> Exercise goal
Repeat every line exactly, keeping the pictures out of the copy.

> Material shown
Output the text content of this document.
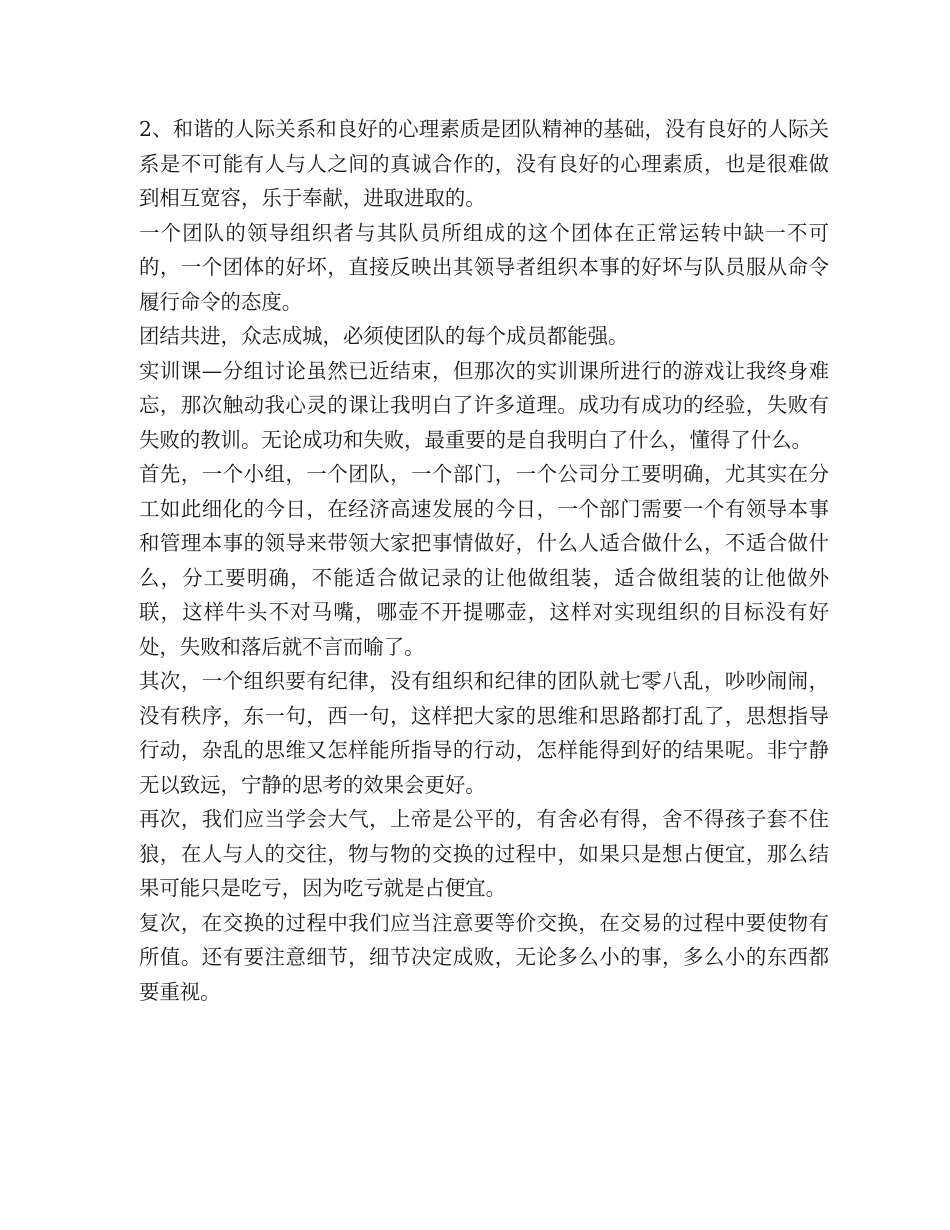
2、和谐的人际关系和良好的心理素质是团队精神的基础，没有良好的人际关系是不可能有人与人之间的真诚合作的，没有良好的心理素质，也是很难做到相互宽容，乐于奉献，进取进取的。

一个团队的领导组织者与其队员所组成的这个团体在正常运转中缺一不可的，一个团体的好坏，直接反映出其领导者组织本事的好坏与队员服从命令履行命令的态度。

团结共进，众志成城，必须使团队的每个成员都能强。

实训课—分组讨论虽然已近结束，但那次的实训课所进行的游戏让我终身难忘，那次触动我心灵的课让我明白了许多道理。成功有成功的经验，失败有失败的教训。无论成功和失败，最重要的是自我明白了什么，懂得了什么。

首先，一个小组，一个团队，一个部门，一个公司分工要明确，尤其实在分工如此细化的今日，在经济高速发展的今日，一个部门需要一个有领导本事和管理本事的领导来带领大家把事情做好，什么人适合做什么，不适合做什么，分工要明确，不能适合做记录的让他做组装，适合做组装的让他做外联，这样牛头不对马嘴，哪壶不开提哪壶，这样对实现组织的目标没有好处，失败和落后就不言而喻了。

其次，一个组织要有纪律，没有组织和纪律的团队就七零八乱，吵吵闹闹，没有秩序，东一句，西一句，这样把大家的思维和思路都打乱了，思想指导行动，杂乱的思维又怎样能所指导的行动，怎样能得到好的结果呢。非宁静无以致远，宁静的思考的效果会更好。

再次，我们应当学会大气，上帝是公平的，有舍必有得，舍不得孩子套不住狼，在人与人的交往，物与物的交换的过程中，如果只是想占便宜，那么结果可能只是吃亏，因为吃亏就是占便宜。

复次，在交换的过程中我们应当注意要等价交换，在交易的过程中要使物有所值。还有要注意细节，细节决定成败，无论多么小的事，多么小的东西都要重视。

> Output
Output the text content of this document.
2、和谐的人际关系和良好的心理素质是团队精神的基础，没有良好的人际关系是不可能有人与人之间的真诚合作的，没有良好的心理素质，也是很难做到相互宽容，乐于奉献，进取进取的。

一个团队的领导组织者与其队员所组成的这个团体在正常运转中缺一不可的，一个团体的好坏，直接反映出其领导者组织本事的好坏与队员服从命令履行命令的态度。

团结共进，众志成城，必须使团队的每个成员都能强。

实训课—分组讨论虽然已近结束，但那次的实训课所进行的游戏让我终身难忘，那次触动我心灵的课让我明白了许多道理。成功有成功的经验，失败有失败的教训。无论成功和失败，最重要的是自我明白了什么，懂得了什么。

首先，一个小组，一个团队，一个部门，一个公司分工要明确，尤其实在分工如此细化的今日，在经济高速发展的今日，一个部门需要一个有领导本事和管理本事的领导来带领大家把事情做好，什么人适合做什么，不适合做什么，分工要明确，不能适合做记录的让他做组装，适合做组装的让他做外联，这样牛头不对马嘴，哪壶不开提哪壶，这样对实现组织的目标没有好处，失败和落后就不言而喻了。

其次，一个组织要有纪律，没有组织和纪律的团队就七零八乱，吵吵闹闹，没有秩序，东一句，西一句，这样把大家的思维和思路都打乱了，思想指导行动，杂乱的思维又怎样能所指导的行动，怎样能得到好的结果呢。非宁静无以致远，宁静的思考的效果会更好。

再次，我们应当学会大气，上帝是公平的，有舍必有得，舍不得孩子套不住狼，在人与人的交往，物与物的交换的过程中，如果只是想占便宜，那么结果可能只是吃亏，因为吃亏就是占便宜。

复次，在交换的过程中我们应当注意要等价交换，在交易的过程中要使物有所值。还有要注意细节，细节决定成败，无论多么小的事，多么小的东西都要重视。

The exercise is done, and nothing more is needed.